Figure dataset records
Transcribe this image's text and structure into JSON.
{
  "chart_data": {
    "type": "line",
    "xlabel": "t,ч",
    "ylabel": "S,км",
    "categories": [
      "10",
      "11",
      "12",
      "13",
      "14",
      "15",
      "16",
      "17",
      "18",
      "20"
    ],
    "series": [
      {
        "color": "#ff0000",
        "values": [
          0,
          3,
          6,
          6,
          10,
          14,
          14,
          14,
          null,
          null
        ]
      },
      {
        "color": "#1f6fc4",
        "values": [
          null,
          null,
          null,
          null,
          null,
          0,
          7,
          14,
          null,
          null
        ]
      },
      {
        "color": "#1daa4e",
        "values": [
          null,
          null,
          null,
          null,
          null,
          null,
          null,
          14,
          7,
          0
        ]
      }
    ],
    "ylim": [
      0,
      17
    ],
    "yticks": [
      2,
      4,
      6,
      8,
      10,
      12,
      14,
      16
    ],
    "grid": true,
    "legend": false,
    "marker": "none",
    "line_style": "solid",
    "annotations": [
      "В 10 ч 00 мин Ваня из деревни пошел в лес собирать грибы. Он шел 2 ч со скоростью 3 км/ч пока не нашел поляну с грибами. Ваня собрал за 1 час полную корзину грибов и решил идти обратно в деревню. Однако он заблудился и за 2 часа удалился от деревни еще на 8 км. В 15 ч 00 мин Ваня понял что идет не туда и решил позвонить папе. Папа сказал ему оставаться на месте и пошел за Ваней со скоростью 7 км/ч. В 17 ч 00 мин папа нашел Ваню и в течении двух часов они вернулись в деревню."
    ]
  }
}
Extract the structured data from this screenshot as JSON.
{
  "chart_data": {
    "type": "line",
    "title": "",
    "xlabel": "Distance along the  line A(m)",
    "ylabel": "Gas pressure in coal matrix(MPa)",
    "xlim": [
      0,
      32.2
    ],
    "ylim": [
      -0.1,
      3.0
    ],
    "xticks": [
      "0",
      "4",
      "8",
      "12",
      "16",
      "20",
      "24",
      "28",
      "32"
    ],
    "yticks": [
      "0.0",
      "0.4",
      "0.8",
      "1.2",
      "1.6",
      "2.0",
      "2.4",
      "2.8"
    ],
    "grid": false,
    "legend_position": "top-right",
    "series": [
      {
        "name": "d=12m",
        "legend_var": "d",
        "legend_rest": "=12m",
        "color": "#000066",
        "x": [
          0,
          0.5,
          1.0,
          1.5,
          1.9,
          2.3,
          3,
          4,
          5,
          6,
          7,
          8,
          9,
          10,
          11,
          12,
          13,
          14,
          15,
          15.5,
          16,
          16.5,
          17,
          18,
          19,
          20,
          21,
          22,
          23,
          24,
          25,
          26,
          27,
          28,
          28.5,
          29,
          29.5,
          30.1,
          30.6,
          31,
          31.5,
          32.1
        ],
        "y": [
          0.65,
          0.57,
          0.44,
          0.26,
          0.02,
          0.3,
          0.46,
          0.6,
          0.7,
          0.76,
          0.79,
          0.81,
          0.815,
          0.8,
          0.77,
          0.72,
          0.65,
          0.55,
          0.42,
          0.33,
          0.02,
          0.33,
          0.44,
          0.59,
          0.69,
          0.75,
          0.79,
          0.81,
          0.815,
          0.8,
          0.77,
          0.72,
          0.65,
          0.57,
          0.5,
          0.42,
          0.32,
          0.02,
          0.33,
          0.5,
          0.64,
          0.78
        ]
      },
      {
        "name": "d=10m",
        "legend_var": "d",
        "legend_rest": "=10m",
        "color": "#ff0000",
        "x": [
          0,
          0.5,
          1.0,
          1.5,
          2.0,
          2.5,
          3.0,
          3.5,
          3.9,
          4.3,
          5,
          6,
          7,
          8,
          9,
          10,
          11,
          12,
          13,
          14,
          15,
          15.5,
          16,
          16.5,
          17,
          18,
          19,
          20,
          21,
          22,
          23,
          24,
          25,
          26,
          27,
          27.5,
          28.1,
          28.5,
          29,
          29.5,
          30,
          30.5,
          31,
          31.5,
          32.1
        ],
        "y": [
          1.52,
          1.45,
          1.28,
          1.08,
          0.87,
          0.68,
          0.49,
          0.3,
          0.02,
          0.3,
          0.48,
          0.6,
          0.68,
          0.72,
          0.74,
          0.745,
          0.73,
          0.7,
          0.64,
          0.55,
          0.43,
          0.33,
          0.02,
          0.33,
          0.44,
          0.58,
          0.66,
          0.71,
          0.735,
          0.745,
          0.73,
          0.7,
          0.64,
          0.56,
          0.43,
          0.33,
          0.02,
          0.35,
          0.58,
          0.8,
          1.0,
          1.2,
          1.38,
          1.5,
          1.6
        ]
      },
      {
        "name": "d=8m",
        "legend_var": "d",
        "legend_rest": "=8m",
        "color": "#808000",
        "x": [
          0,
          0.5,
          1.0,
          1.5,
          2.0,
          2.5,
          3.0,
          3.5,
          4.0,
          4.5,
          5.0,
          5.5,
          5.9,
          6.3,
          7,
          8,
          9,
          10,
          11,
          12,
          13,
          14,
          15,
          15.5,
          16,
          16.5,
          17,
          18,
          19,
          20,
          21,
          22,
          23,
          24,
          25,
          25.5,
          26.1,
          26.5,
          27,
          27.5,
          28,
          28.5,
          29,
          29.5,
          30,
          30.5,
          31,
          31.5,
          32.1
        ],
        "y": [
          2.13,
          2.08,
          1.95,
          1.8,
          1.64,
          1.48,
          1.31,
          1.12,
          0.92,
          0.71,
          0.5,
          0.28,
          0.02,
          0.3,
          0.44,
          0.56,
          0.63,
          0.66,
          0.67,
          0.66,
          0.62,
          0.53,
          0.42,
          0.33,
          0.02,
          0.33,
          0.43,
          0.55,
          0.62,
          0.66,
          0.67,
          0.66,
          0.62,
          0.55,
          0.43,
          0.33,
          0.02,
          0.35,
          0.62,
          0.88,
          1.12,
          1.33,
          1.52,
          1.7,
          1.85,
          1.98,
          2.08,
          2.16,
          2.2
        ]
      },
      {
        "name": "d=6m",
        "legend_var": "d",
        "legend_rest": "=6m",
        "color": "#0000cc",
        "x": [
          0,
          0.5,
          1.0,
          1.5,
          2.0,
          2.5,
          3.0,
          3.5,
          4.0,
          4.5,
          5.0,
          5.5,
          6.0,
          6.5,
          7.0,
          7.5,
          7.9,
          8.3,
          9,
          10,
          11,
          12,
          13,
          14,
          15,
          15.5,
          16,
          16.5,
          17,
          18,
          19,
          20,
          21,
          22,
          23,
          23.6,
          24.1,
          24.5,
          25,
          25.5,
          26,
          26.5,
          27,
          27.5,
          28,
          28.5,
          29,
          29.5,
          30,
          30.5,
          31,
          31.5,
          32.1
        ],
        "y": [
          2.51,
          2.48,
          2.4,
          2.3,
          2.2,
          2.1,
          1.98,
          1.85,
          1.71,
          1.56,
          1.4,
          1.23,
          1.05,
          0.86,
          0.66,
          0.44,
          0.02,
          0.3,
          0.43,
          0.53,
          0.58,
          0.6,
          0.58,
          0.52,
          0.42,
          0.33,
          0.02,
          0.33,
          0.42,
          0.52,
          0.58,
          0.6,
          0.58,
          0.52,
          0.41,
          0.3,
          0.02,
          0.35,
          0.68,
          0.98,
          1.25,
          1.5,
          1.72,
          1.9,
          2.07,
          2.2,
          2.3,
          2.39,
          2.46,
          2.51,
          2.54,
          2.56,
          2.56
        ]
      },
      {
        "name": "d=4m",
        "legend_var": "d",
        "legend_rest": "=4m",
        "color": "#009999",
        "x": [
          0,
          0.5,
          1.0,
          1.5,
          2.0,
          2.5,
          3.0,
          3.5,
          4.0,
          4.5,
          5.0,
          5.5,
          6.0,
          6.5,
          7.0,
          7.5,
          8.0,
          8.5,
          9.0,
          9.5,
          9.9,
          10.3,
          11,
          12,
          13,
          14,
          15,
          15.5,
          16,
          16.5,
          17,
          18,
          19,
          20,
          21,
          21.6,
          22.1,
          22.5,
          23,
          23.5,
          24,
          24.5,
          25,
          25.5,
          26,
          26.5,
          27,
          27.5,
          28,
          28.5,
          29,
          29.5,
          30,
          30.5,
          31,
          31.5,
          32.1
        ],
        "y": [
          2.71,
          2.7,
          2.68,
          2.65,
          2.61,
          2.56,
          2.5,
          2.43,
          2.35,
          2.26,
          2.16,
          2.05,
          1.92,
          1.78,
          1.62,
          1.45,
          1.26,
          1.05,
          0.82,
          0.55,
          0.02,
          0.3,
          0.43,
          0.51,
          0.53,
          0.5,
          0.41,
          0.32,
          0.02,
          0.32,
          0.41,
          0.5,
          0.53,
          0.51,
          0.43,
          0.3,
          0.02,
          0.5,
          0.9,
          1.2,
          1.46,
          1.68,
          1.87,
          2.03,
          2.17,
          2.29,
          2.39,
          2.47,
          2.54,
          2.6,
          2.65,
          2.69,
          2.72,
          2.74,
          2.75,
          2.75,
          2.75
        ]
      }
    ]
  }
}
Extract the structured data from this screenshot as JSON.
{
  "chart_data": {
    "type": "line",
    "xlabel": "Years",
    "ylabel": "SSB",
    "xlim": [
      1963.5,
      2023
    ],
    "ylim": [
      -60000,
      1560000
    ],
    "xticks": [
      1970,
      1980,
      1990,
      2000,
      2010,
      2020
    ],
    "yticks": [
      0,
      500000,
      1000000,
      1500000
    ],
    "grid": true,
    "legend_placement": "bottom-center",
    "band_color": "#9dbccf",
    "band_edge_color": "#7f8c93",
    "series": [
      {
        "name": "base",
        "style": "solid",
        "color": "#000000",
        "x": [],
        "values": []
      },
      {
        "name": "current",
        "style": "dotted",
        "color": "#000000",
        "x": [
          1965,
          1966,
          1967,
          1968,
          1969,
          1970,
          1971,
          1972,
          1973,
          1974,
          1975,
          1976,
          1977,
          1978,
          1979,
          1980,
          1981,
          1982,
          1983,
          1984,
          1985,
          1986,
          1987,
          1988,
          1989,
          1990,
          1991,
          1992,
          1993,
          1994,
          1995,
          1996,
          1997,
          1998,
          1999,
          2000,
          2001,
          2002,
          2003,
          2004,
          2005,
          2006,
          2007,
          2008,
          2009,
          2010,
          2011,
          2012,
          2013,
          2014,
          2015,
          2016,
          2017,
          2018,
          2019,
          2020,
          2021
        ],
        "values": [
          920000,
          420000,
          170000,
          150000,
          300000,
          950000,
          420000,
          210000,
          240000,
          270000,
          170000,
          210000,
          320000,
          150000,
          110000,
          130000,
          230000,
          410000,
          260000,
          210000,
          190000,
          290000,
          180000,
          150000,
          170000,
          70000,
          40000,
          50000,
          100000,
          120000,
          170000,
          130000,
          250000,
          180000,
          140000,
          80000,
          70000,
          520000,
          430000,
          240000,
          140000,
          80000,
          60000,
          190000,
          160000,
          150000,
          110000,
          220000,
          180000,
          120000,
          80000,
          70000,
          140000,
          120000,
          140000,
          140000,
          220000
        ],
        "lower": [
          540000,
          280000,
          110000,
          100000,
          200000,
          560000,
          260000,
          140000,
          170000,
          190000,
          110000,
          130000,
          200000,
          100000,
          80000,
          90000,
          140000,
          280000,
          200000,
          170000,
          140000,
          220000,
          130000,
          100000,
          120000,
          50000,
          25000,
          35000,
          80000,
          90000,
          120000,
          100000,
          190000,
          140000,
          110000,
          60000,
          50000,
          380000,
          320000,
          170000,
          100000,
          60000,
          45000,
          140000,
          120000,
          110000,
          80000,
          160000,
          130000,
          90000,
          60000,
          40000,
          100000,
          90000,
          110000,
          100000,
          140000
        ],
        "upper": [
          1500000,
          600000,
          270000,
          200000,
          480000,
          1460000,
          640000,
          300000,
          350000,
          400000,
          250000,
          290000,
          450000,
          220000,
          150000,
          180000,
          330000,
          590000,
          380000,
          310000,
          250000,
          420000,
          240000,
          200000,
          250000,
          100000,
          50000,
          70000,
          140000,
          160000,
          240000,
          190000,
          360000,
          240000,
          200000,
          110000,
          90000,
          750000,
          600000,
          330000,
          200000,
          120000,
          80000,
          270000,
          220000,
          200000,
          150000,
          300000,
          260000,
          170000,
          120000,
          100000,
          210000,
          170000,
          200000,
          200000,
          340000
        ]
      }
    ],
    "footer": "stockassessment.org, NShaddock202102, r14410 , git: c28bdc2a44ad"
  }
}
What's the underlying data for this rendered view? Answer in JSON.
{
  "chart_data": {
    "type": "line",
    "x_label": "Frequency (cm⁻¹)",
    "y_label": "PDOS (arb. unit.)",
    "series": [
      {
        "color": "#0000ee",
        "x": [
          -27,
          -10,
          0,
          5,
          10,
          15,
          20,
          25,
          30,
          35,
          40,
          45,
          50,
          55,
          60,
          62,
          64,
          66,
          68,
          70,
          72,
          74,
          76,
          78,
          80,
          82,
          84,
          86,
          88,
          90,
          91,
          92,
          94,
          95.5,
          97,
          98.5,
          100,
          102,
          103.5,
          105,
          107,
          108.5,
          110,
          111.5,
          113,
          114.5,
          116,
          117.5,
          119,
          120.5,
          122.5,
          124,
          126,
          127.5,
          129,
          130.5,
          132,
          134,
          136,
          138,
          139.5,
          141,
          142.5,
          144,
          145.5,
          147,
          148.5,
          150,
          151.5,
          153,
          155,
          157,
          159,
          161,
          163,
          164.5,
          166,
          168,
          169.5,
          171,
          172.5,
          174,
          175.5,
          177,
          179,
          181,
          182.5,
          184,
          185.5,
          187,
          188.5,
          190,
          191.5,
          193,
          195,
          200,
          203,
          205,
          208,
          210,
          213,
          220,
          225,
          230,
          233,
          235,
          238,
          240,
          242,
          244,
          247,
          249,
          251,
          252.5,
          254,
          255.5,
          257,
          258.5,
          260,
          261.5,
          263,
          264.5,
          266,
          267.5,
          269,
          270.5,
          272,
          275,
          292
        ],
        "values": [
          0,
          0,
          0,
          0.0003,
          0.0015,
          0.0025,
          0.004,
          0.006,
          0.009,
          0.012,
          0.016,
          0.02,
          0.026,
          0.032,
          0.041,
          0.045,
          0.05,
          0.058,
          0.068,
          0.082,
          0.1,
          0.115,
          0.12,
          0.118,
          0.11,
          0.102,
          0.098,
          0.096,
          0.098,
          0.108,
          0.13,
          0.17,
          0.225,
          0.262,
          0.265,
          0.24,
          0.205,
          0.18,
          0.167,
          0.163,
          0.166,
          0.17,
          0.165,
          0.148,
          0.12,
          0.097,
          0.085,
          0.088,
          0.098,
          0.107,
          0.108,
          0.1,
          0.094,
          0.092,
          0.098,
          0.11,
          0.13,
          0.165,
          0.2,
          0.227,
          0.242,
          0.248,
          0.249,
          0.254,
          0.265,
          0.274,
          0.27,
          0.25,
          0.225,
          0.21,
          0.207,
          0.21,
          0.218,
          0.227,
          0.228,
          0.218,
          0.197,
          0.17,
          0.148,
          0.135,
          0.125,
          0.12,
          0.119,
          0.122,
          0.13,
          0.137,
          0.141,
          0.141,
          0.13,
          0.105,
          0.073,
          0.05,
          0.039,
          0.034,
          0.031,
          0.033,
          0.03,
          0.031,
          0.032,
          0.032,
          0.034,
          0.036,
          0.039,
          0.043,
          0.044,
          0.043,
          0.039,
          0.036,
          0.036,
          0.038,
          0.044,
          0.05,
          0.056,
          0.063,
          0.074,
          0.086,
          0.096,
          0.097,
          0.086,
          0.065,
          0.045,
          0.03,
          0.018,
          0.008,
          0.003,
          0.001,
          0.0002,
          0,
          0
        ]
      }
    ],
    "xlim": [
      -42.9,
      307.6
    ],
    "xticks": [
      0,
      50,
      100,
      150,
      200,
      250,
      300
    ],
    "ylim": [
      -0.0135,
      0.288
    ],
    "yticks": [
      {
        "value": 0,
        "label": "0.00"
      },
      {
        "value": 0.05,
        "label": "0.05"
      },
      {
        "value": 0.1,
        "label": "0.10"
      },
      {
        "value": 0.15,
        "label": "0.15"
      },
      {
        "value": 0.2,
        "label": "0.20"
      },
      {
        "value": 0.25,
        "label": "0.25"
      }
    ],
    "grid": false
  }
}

What to produce: Find the word "name" in the records and pull out each line that has it.

The completed task:
        "name": "d=12m",
        "name": "d=10m",
        "name": "d=8m",
        "name": "d=6m",
        "name": "d=4m",
        "name": "base",
        "name": "current",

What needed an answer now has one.